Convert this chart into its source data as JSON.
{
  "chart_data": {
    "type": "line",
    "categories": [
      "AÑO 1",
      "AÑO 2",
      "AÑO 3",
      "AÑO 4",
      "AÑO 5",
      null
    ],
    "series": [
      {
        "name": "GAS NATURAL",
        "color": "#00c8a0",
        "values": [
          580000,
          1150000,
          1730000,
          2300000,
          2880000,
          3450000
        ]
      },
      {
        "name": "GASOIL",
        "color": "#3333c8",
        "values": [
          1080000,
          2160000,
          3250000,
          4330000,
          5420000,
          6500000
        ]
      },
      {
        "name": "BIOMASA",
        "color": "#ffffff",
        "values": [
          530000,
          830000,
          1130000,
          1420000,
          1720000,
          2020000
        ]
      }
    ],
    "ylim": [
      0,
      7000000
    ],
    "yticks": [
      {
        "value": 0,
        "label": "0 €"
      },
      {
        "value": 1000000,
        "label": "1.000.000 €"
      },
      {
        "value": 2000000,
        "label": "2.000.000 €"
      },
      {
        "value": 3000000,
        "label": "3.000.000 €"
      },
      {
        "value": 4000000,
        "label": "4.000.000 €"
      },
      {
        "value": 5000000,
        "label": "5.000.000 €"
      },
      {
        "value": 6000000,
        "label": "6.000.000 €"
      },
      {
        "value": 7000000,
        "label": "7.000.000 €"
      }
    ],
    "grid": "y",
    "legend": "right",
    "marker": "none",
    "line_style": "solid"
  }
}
+ + + + +
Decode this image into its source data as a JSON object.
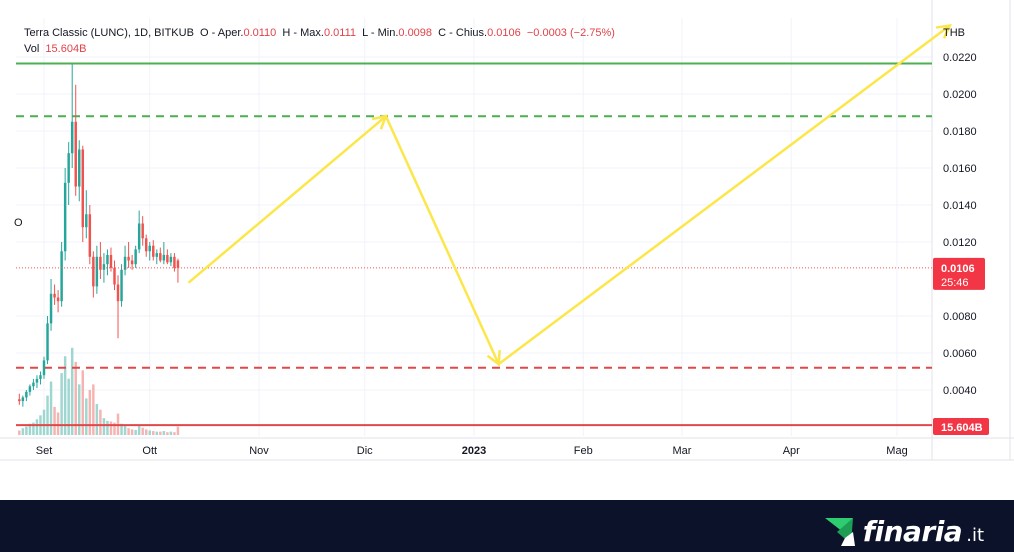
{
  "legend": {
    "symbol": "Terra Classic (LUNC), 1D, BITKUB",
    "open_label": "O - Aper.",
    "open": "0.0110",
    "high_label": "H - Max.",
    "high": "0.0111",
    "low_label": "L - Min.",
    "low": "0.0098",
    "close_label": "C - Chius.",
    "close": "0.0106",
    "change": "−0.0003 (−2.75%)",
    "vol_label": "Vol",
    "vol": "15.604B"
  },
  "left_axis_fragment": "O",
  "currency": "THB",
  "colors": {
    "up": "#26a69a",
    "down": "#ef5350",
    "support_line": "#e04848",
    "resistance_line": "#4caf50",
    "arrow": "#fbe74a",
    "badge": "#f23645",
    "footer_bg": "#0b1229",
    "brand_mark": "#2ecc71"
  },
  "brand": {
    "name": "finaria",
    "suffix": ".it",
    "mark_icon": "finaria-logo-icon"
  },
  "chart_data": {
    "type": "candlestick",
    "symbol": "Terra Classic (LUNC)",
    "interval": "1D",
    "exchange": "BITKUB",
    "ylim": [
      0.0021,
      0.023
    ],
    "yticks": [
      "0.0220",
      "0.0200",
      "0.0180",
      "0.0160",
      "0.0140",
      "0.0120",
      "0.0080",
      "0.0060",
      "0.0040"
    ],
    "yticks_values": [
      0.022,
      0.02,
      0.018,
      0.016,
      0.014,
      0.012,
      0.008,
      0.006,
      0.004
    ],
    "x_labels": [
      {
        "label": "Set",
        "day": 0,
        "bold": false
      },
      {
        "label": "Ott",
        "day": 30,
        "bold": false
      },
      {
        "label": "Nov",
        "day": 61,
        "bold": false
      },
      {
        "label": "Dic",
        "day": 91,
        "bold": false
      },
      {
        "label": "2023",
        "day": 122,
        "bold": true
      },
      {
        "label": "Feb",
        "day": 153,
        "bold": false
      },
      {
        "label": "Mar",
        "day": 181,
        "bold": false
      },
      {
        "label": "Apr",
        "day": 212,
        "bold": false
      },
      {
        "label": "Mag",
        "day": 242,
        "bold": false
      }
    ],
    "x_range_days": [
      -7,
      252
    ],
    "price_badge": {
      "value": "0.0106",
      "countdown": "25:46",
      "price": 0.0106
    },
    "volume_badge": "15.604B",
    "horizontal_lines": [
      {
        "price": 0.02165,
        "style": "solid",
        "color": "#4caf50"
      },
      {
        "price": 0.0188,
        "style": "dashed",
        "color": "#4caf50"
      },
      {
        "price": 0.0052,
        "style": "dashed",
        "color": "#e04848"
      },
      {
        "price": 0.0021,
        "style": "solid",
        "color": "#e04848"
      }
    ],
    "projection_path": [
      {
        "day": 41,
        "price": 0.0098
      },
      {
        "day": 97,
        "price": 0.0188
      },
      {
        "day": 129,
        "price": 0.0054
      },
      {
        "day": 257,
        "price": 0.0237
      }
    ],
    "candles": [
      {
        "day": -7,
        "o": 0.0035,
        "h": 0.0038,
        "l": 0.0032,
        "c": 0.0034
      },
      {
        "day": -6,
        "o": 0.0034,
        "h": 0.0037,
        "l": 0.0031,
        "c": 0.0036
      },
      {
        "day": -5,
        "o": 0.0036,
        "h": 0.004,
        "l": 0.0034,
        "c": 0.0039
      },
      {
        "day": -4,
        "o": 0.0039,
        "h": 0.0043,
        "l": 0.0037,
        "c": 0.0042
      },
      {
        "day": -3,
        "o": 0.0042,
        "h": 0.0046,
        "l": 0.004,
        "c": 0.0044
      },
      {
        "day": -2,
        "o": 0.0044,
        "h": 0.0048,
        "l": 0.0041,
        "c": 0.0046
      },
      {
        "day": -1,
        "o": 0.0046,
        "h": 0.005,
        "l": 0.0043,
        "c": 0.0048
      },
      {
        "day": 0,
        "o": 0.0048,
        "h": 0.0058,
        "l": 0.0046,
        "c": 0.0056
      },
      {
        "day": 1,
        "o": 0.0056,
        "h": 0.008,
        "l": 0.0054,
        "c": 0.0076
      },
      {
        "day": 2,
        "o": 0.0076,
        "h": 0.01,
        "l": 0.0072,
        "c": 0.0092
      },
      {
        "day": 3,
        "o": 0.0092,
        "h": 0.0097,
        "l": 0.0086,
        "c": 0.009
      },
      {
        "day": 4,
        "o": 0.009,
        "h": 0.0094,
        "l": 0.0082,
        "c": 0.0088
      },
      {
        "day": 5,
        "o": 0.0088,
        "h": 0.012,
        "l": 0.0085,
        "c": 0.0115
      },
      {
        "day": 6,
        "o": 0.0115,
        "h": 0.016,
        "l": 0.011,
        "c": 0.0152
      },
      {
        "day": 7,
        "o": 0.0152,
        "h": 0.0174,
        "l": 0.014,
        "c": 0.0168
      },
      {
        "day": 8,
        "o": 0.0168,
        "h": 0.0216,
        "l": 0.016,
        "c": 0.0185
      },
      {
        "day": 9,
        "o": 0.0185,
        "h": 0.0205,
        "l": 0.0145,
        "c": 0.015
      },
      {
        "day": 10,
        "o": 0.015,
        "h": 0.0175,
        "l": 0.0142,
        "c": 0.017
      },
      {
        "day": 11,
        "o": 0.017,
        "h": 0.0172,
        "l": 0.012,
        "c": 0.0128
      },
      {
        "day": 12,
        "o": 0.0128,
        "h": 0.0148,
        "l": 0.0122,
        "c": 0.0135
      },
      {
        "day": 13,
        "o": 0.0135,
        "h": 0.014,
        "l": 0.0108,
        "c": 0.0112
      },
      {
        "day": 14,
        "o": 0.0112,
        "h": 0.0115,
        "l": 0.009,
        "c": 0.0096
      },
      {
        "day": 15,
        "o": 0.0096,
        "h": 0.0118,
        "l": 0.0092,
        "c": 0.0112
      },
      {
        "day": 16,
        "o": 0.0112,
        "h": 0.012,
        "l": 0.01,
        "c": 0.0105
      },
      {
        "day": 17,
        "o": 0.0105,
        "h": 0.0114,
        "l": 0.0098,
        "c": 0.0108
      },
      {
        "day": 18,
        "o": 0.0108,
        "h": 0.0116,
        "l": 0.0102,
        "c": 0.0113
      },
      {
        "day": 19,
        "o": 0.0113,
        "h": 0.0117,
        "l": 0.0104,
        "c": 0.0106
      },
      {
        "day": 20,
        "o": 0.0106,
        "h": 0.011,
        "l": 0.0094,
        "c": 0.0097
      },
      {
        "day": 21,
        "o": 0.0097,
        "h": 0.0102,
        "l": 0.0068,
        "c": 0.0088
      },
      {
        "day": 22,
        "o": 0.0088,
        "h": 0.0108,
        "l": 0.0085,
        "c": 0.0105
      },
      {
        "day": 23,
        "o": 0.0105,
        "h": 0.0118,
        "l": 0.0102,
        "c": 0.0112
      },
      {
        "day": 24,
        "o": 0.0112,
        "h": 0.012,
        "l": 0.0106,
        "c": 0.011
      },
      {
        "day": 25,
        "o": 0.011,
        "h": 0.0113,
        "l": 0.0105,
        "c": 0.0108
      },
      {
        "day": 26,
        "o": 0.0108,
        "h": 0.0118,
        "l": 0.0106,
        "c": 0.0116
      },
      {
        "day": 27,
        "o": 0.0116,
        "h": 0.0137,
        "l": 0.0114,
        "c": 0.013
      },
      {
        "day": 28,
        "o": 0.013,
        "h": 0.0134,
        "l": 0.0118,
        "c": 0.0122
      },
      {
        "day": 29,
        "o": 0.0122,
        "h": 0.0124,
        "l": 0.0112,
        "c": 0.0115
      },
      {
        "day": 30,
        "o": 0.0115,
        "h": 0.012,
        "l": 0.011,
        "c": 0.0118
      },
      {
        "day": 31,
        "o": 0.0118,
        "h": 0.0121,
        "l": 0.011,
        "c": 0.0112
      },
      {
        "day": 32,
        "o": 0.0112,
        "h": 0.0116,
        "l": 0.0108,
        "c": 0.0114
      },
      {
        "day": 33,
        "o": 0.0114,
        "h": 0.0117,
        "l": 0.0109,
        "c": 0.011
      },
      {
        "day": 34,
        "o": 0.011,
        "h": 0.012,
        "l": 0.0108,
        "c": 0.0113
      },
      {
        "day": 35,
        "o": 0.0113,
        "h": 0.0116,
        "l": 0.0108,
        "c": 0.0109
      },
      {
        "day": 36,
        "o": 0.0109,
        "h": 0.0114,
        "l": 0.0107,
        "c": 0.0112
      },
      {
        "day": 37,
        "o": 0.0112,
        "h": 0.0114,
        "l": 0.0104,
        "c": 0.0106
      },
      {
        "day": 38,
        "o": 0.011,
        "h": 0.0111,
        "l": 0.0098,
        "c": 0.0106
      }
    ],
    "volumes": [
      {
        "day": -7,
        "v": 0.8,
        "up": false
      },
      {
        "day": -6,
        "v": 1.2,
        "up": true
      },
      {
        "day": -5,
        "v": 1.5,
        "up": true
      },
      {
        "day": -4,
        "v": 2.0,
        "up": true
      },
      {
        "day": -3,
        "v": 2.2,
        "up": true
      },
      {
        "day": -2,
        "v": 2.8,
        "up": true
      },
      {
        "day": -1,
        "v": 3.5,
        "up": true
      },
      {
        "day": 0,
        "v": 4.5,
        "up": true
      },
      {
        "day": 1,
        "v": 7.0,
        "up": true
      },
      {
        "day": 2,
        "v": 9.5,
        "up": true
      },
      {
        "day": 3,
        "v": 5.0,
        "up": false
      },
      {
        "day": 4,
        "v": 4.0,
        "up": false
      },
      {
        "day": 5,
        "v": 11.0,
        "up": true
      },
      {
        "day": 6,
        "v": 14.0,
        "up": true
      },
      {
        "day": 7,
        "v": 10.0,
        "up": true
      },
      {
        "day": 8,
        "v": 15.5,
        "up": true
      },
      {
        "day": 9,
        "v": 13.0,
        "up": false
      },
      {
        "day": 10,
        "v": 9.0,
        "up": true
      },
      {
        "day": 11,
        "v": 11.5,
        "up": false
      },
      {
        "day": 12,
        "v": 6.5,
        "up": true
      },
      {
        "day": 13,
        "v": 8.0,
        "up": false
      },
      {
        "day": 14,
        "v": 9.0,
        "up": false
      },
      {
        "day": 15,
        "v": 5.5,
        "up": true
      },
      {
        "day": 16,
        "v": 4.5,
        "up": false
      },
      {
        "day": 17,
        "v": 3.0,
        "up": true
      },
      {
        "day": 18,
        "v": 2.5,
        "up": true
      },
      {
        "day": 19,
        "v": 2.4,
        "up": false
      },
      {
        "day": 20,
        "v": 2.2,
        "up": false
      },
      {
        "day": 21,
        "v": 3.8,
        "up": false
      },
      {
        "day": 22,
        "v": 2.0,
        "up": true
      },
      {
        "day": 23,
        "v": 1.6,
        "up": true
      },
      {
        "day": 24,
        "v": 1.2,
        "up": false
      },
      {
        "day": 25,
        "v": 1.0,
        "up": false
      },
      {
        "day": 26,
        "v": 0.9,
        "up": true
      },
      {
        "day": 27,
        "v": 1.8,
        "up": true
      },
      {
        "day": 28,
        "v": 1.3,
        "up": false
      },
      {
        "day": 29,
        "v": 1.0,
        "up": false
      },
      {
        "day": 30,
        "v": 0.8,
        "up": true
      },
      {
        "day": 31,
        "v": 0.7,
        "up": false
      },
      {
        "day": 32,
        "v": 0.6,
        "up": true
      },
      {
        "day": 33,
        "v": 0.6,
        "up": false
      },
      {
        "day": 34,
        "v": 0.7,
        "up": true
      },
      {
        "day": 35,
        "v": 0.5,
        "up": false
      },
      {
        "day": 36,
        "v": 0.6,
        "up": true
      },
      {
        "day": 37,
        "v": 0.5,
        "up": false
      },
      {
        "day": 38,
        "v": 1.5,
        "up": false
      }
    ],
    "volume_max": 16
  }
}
+ + + + +
OBJECTIVE
Check every line for "LUNC" and show the ones that have it.

SOLUTION TO THIS EXERCISE
    "symbol": "Terra Classic (LUNC), 1D, BITKUB",
    "symbol": "Terra Classic (LUNC)",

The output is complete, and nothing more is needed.